■ TASK: Find the line containing "What does this", then return it and every line after it through the end of the records, exactly. Leave out pictures.

■ INPUT FOR THIS TASK:
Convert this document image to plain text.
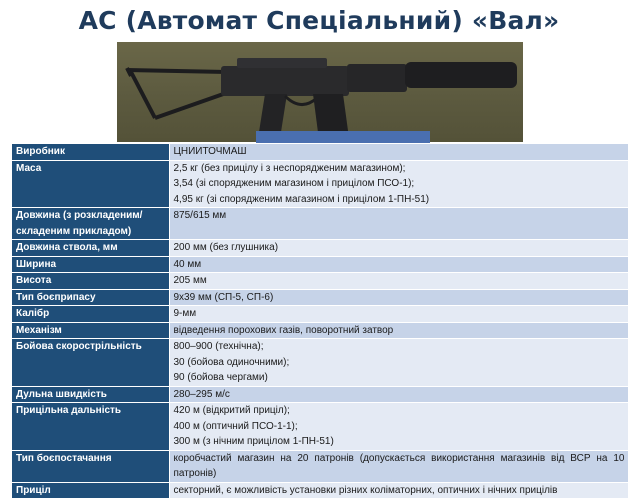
АС (Автомат Спеціальний) «Вал»
Виробник	ЦНИИТОЧМАШ

Маса	2,5 кг (без прицілу і з неспорядженим магазином);
3,54 (зі спорядженим магазином і прицілом ПСО-1);
4,95 кг (зі спорядженим магазином і прицілом 1-ПН-51)

Довжина (з розкладеним/ складеним прикладом)	875/615 мм

Довжина ствола, мм	200 мм (без глушника)

Ширина	40 мм

Висота	205 мм

Тип боєприпасу	9х39 мм (СП-5, СП-6)

Калібр	9-мм

Механізм	відведення порохових газів, поворотний затвор

Бойова скорострільність	800–900 (технічна);
30 (бойова одиночними);
90 (бойова чергами)

Дульна швидкість	280–295 м/с

Прицільна дальність	420 м (відкритий приціл);
400 м (оптичний ПСО-1-1);
300 м (з нічним прицілом 1-ПН-51)

Тип боєпостачання	коробчастий магазин на 20 патронів (допускається використання магазинів від ВСР на 10 патронів)

Приціл	секторний, є можливість установки різних коліматорних, оптичних і нічних прицілів
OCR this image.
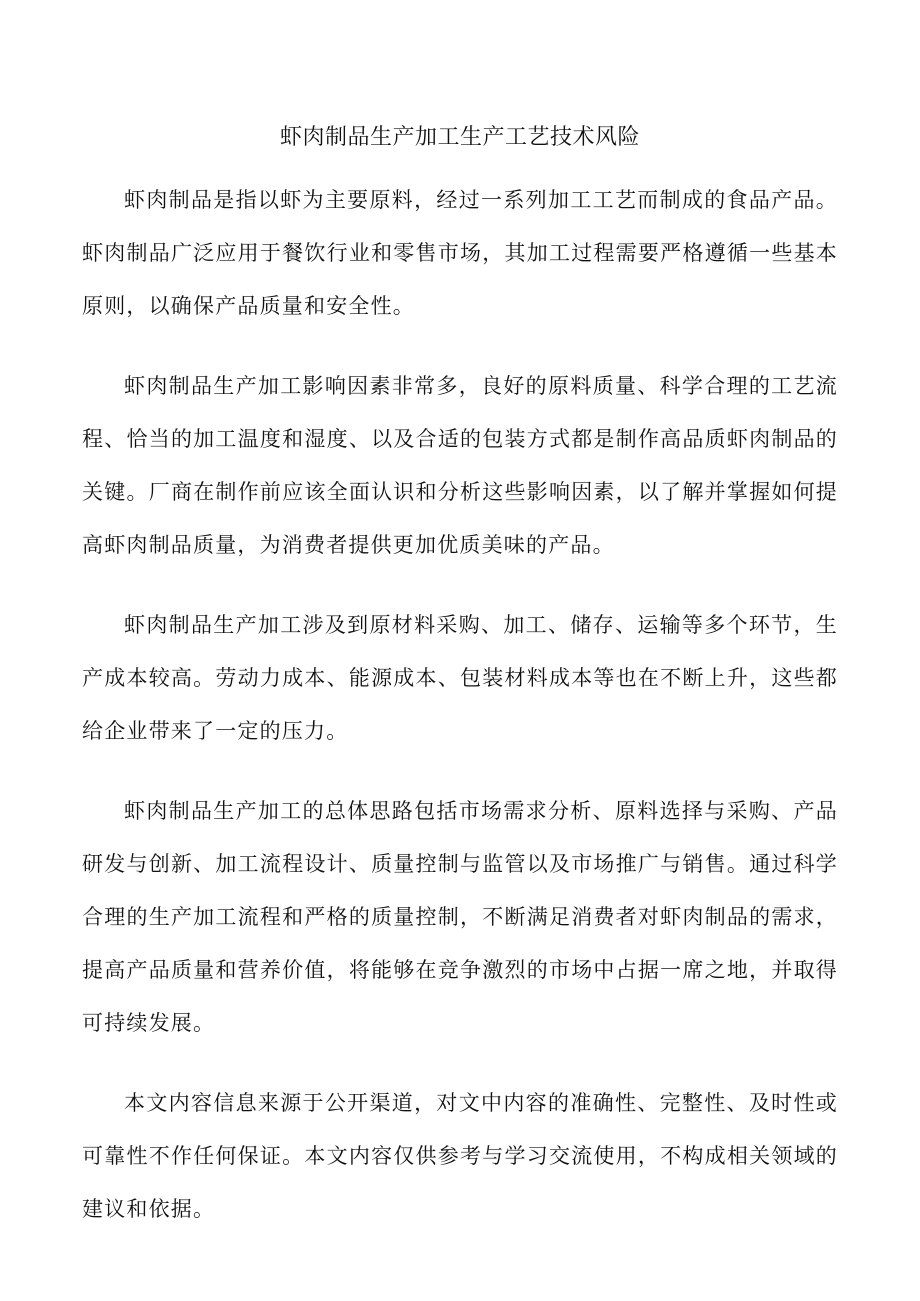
虾肉制品生产加工生产工艺技术风险

虾肉制品是指以虾为主要原料，经过一系列加工工艺而制成的食品产品。虾肉制品广泛应用于餐饮行业和零售市场，其加工过程需要严格遵循一些基本原则，以确保产品质量和安全性。

虾肉制品生产加工影响因素非常多，良好的原料质量、科学合理的工艺流程、恰当的加工温度和湿度、以及合适的包装方式都是制作高品质虾肉制品的关键。厂商在制作前应该全面认识和分析这些影响因素，以了解并掌握如何提高虾肉制品质量，为消费者提供更加优质美味的产品。

虾肉制品生产加工涉及到原材料采购、加工、储存、运输等多个环节，生产成本较高。劳动力成本、能源成本、包装材料成本等也在不断上升，这些都给企业带来了一定的压力。

虾肉制品生产加工的总体思路包括市场需求分析、原料选择与采购、产品研发与创新、加工流程设计、质量控制与监管以及市场推广与销售。通过科学合理的生产加工流程和严格的质量控制，不断满足消费者对虾肉制品的需求，提高产品质量和营养价值，将能够在竞争激烈的市场中占据一席之地，并取得可持续发展。

本文内容信息来源于公开渠道，对文中内容的准确性、完整性、及时性或可靠性不作任何保证。本文内容仅供参考与学习交流使用，不构成相关领域的建议和依据。
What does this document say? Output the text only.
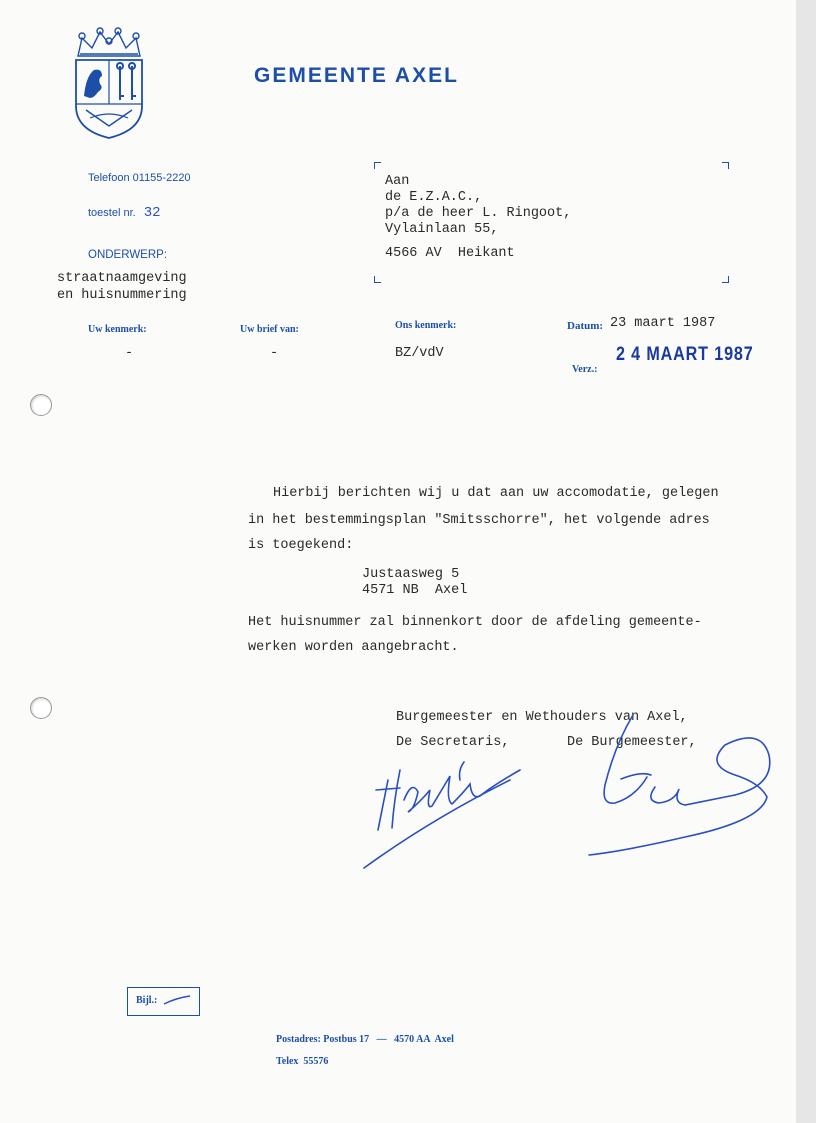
GEMEENTE AXEL
Telefoon 01155-2220
toestel nr. 32
ONDERWERP:
straatnaamgeving
en huisnummering
Aan
de E.Z.A.C.,
p/a de heer L. Ringoot,
Vylainlaan 55,
4566 AV  Heikant
Uw kenmerk:
-
Uw brief van:
-
Ons kenmerk:
BZ/vdV
Datum: 23 maart 1987
2 4 MAART 1987
Verz.:
Hierbij berichten wij u dat aan uw accomodatie, gelegen
in het bestemmingsplan "Smitsschorre", het volgende adres
is toegekend:
Justaasweg 5
4571 NB  Axel
Het huisnummer zal binnenkort door de afdeling gemeente-
werken worden aangebracht.
Burgemeester en Wethouders van Axel,
De Secretaris,	De Burgemeester,
Bijl.:
Postadres: Postbus 17   —   4570 AA  Axel
Telex  55576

■ ANSWER BELOW:
What does this document say? Output the text only.
GEMEENTE AXEL
Telefoon 01155-2220
toestel nr. 32
ONDERWERP:
straatnaamgeving
en huisnummering
Aan
de E.Z.A.C.,
p/a de heer L. Ringoot,
Vylainlaan 55,
4566 AV  Heikant
Uw kenmerk:
-
Uw brief van:
-
Ons kenmerk:
BZ/vdV
Datum: 23 maart 1987
2 4 MAART 1987
Verz.:
Hierbij berichten wij u dat aan uw accomodatie, gelegen
in het bestemmingsplan "Smitsschorre", het volgende adres
is toegekend:
Justaasweg 5
4571 NB  Axel
Het huisnummer zal binnenkort door de afdeling gemeente-
werken worden aangebracht.
Burgemeester en Wethouders van Axel,
De Secretaris,	De Burgemeester,
Bijl.:
Postadres: Postbus 17   —   4570 AA  Axel
Telex  55576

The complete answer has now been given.